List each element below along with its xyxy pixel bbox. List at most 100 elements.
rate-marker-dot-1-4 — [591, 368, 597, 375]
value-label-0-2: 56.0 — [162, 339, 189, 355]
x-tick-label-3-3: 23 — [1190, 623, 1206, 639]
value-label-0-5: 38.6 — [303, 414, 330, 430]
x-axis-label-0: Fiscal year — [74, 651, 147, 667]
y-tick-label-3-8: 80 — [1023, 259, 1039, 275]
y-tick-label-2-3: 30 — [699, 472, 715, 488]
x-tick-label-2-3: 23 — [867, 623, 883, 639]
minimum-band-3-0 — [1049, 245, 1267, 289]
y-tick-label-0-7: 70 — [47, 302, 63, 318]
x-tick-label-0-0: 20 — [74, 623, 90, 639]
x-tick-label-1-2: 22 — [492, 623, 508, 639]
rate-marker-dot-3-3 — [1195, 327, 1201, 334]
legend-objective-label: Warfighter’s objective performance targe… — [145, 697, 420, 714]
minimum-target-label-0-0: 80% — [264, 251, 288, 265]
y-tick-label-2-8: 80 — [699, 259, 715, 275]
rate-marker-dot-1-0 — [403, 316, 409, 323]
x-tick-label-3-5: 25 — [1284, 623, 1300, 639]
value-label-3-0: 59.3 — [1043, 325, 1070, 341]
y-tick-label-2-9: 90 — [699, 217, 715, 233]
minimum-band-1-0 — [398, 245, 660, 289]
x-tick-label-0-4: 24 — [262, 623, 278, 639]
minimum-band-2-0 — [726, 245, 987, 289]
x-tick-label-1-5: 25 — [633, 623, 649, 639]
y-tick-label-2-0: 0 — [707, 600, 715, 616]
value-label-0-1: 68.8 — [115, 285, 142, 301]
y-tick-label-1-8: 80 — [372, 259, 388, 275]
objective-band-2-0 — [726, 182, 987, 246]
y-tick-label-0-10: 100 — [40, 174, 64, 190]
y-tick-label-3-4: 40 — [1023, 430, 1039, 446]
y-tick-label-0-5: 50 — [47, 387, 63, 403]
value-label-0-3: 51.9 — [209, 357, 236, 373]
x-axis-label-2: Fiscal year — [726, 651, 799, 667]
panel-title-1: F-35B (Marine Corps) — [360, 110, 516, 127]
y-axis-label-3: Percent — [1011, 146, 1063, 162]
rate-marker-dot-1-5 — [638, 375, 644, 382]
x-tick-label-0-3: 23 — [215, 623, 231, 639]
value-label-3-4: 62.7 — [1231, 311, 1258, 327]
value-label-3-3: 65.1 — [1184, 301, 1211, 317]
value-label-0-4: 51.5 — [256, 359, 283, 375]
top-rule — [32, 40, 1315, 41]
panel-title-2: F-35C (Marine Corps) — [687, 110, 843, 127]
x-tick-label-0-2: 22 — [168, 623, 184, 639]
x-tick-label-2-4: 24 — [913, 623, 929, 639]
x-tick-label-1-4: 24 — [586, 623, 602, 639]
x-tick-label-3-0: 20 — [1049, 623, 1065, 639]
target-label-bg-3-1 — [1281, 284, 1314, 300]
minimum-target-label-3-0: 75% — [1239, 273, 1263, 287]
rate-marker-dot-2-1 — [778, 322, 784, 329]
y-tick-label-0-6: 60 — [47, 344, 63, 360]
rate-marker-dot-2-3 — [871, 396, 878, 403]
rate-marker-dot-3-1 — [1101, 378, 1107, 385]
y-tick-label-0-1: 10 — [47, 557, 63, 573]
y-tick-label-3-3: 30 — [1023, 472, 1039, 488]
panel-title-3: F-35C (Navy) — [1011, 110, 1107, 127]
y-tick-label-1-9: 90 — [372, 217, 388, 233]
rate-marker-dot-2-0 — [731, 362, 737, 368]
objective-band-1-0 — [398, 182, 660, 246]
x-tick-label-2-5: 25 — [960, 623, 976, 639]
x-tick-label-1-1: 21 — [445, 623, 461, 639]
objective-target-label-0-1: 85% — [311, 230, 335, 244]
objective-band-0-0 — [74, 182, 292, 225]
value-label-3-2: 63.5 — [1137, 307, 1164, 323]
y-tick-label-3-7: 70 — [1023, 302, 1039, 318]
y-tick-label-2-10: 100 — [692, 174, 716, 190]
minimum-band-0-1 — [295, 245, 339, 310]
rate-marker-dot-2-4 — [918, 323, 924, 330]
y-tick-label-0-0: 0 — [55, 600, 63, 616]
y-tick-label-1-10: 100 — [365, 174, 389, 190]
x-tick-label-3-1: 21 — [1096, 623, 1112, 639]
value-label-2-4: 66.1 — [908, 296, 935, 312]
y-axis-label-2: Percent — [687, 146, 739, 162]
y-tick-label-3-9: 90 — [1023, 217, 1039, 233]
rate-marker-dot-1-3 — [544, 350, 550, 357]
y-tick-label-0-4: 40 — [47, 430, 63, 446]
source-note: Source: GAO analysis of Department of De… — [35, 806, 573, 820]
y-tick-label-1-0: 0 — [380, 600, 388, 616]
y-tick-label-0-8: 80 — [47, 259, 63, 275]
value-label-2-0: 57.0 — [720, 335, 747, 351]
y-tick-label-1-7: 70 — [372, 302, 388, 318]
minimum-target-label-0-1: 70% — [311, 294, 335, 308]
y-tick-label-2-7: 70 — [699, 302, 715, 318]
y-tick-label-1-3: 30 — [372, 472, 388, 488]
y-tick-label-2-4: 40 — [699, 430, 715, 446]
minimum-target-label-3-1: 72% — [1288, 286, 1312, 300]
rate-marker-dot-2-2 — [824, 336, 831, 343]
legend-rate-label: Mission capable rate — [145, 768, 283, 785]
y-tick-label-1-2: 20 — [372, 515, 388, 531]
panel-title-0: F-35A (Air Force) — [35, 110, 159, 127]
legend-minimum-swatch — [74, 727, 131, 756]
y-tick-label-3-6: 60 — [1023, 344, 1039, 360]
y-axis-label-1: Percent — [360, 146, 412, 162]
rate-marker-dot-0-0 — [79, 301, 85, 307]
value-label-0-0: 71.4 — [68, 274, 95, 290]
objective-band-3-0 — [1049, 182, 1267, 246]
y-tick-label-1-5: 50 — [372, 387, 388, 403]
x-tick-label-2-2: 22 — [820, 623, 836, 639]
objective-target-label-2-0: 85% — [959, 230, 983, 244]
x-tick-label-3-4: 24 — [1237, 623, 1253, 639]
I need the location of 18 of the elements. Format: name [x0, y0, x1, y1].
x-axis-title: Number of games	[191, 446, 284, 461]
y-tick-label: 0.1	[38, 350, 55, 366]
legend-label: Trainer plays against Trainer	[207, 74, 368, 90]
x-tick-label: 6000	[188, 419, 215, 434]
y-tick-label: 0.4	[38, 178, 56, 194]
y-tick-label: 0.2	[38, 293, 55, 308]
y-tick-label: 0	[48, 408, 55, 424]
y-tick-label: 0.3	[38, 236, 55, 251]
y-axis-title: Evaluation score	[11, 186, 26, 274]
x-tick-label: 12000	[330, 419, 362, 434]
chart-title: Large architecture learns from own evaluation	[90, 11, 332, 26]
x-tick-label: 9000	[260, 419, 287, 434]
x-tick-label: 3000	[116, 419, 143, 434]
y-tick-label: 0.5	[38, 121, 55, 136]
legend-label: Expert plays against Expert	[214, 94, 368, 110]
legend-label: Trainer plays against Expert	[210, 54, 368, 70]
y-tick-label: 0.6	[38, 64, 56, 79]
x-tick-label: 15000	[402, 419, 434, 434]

■ Problem ■
Turn every line of the items above into a Markdown table with two columns, Row and Line. Number the rows from 1 and leave out blank lines.

■ Completed task ■
| Row | Line |
|---|---|
| 1 | List each element below along with its xyxy pixel bbox. List at most 100 elements. |
| 2 | rate-marker-dot-1-4 — [591, 368, 597, 375] |
| 3 | value-label-0-2: 56.0 — [162, 339, 189, 355] |
| 4 | x-tick-label-3-3: 23 — [1190, 623, 1206, 639] |
| 5 | value-label-0-5: 38.6 — [303, 414, 330, 430] |
| 6 | x-axis-label-0: Fiscal year — [74, 651, 147, 667] |
| 7 | y-tick-label-3-8: 80 — [1023, 259, 1039, 275] |
| 8 | y-tick-label-2-3: 30 — [699, 472, 715, 488] |
| 9 | x-tick-label-2-3: 23 — [867, 623, 883, 639] |
| 10 | minimum-band-3-0 — [1049, 245, 1267, 289] |
| 11 | y-tick-label-0-7: 70 — [47, 302, 63, 318] |
| 12 | x-tick-label-0-0: 20 — [74, 623, 90, 639] |
| 13 | x-tick-label-1-2: 22 — [492, 623, 508, 639] |
| 14 | rate-marker-dot-3-3 — [1195, 327, 1201, 334] |
| 15 | legend-objective-label: Warfighter’s objective performance targe… — [145, 697, 420, 714] |
| 16 | minimum-target-label-0-0: 80% — [264, 251, 288, 265] |
| 17 | y-tick-label-2-8: 80 — [699, 259, 715, 275] |
| 18 | rate-marker-dot-1-0 — [403, 316, 409, 323] |
| 19 | x-tick-label-3-5: 25 — [1284, 623, 1300, 639] |
| 20 | value-label-3-0: 59.3 — [1043, 325, 1070, 341] |
| 21 | y-tick-label-2-9: 90 — [699, 217, 715, 233] |
| 22 | minimum-band-1-0 — [398, 245, 660, 289] |
| 23 | x-tick-label-0-4: 24 — [262, 623, 278, 639] |
| 24 | minimum-band-2-0 — [726, 245, 987, 289] |
| 25 | x-tick-label-1-5: 25 — [633, 623, 649, 639] |
| 26 | y-tick-label-2-0: 0 — [707, 600, 715, 616] |
| 27 | value-label-0-1: 68.8 — [115, 285, 142, 301] |
| 28 | y-tick-label-1-8: 80 — [372, 259, 388, 275] |
| 29 | objective-band-2-0 — [726, 182, 987, 246] |
| 30 | y-tick-label-0-10: 100 — [40, 174, 64, 190] |
| 31 | y-tick-label-3-4: 40 — [1023, 430, 1039, 446] |
| 32 | y-tick-label-0-5: 50 — [47, 387, 63, 403] |
| 33 | value-label-0-3: 51.9 — [209, 357, 236, 373] |
| 34 | x-axis-label-2: Fiscal year — [726, 651, 799, 667] |
| 35 | panel-title-1: F-35B (Marine Corps) — [360, 110, 516, 127] |
| 36 | y-axis-label-3: Percent — [1011, 146, 1063, 162] |
| 37 | rate-marker-dot-1-5 — [638, 375, 644, 382] |
| 38 | x-tick-label-0-3: 23 — [215, 623, 231, 639] |
| 39 | value-label-3-4: 62.7 — [1231, 311, 1258, 327] |
| 40 | value-label-3-3: 65.1 — [1184, 301, 1211, 317] |
| 41 | value-label-0-4: 51.5 — [256, 359, 283, 375] |
| 42 | top-rule — [32, 40, 1315, 41] |
| 43 | panel-title-2: F-35C (Marine Corps) — [687, 110, 843, 127] |
| 44 | x-tick-label-0-2: 22 — [168, 623, 184, 639] |
| 45 | x-tick-label-2-4: 24 — [913, 623, 929, 639] |
| 46 | x-tick-label-1-4: 24 — [586, 623, 602, 639] |
| 47 | x-tick-label-3-0: 20 — [1049, 623, 1065, 639] |
| 48 | target-label-bg-3-1 — [1281, 284, 1314, 300] |
| 49 | minimum-target-label-3-0: 75% — [1239, 273, 1263, 287] |
| 50 | rate-marker-dot-2-1 — [778, 322, 784, 329] |
| 51 | y-tick-label-0-6: 60 — [47, 344, 63, 360] |
| 52 | rate-marker-dot-2-3 — [871, 396, 878, 403] |
| 53 | rate-marker-dot-3-1 — [1101, 378, 1107, 385] |
| 54 | y-tick-label-0-1: 10 — [47, 557, 63, 573] |
| 55 | y-tick-label-3-3: 30 — [1023, 472, 1039, 488] |
| 56 | panel-title-3: F-35C (Navy) — [1011, 110, 1107, 127] |
| 57 | y-tick-label-1-9: 90 — [372, 217, 388, 233] |
| 58 | rate-marker-dot-2-0 — [731, 362, 737, 368] |
| 59 | objective-band-1-0 — [398, 182, 660, 246] |
| 60 | x-tick-label-2-5: 25 — [960, 623, 976, 639] |
| 61 | x-tick-label-1-1: 21 — [445, 623, 461, 639] |
| 62 | objective-target-label-0-1: 85% — [311, 230, 335, 244] |
| 63 | objective-band-0-0 — [74, 182, 292, 225] |
| 64 | value-label-3-2: 63.5 — [1137, 307, 1164, 323] |
| 65 | y-tick-label-3-7: 70 — [1023, 302, 1039, 318] |
| 66 | y-tick-label-2-10: 100 — [692, 174, 716, 190] |
| 67 | minimum-band-0-1 — [295, 245, 339, 310] |
| 68 | rate-marker-dot-2-4 — [918, 323, 924, 330] |
| 69 | y-tick-label-0-0: 0 — [55, 600, 63, 616] |
| 70 | y-tick-label-1-10: 100 — [365, 174, 389, 190] |
| 71 | x-tick-label-3-1: 21 — [1096, 623, 1112, 639] |
| 72 | value-label-2-4: 66.1 — [908, 296, 935, 312] |
| 73 | y-axis-label-2: Percent — [687, 146, 739, 162] |
| 74 | y-tick-label-3-9: 90 — [1023, 217, 1039, 233] |
| 75 | rate-marker-dot-1-3 — [544, 350, 550, 357] |
| 76 | y-tick-label-0-4: 40 — [47, 430, 63, 446] |
| 77 | source-note: Source: GAO analysis of Department of De… — [35, 806, 573, 820] |
| 78 | y-tick-label-1-0: 0 — [380, 600, 388, 616] |
| 79 | y-tick-label-0-8: 80 — [47, 259, 63, 275] |
| 80 | value-label-2-0: 57.0 — [720, 335, 747, 351] |
| 81 | y-tick-label-1-7: 70 — [372, 302, 388, 318] |
| 82 | minimum-target-label-0-1: 70% — [311, 294, 335, 308] |
| 83 | y-tick-label-2-7: 70 — [699, 302, 715, 318] |
| 84 | y-tick-label-1-3: 30 — [372, 472, 388, 488] |
| 85 | y-tick-label-2-4: 40 — [699, 430, 715, 446] |
| 86 | minimum-target-label-3-1: 72% — [1288, 286, 1312, 300] |
| 87 | rate-marker-dot-2-2 — [824, 336, 831, 343] |
| 88 | legend-rate-label: Mission capable rate — [145, 768, 283, 785] |
| 89 | y-tick-label-1-2: 20 — [372, 515, 388, 531] |
| 90 | panel-title-0: F-35A (Air Force) — [35, 110, 159, 127] |
| 91 | legend-minimum-swatch — [74, 727, 131, 756] |
| 92 | y-tick-label-3-6: 60 — [1023, 344, 1039, 360] |
| 93 | y-axis-label-1: Percent — [360, 146, 412, 162] |
| 94 | rate-marker-dot-0-0 — [79, 301, 85, 307] |
| 95 | value-label-0-0: 71.4 — [68, 274, 95, 290] |
| 96 | objective-band-3-0 — [1049, 182, 1267, 246] |
| 97 | y-tick-label-1-5: 50 — [372, 387, 388, 403] |
| 98 | x-tick-label-2-2: 22 — [820, 623, 836, 639] |
| 99 | objective-target-label-2-0: 85% — [959, 230, 983, 244] |
| 100 | x-tick-label-3-4: 24 — [1237, 623, 1253, 639] |
| 101 | I need the location of 18 of the elements. Format: name [x0, y0, x1, y1]. |
| 102 | x-axis-title: Number of games	[191, 446, 284, 461] |
| 103 | y-tick-label: 0.1	[38, 350, 55, 366] |
| 104 | legend-label: Trainer plays against Trainer	[207, 74, 368, 90] |
| 105 | x-tick-label: 6000	[188, 419, 215, 434] |
| 106 | y-tick-label: 0.4	[38, 178, 56, 194] |
| 107 | y-tick-label: 0.2	[38, 293, 55, 308] |
| 108 | y-tick-label: 0	[48, 408, 55, 424] |
| 109 | y-tick-label: 0.3	[38, 236, 55, 251] |
| 110 | y-axis-title: Evaluation score	[11, 186, 26, 274] |
| 111 | x-tick-label: 12000	[330, 419, 362, 434] |
| 112 | chart-title: Large architecture learns from own evaluation	[90, 11, 332, 26] |
| 113 | x-tick-label: 9000	[260, 419, 287, 434] |
| 114 | x-tick-label: 3000	[116, 419, 143, 434] |
| 115 | y-tick-label: 0.5	[38, 121, 55, 136] |
| 116 | legend-label: Expert plays against Expert	[214, 94, 368, 110] |
| 117 | legend-label: Trainer plays against Expert	[210, 54, 368, 70] |
| 118 | y-tick-label: 0.6	[38, 64, 56, 79] |
| 119 | x-tick-label: 15000	[402, 419, 434, 434] |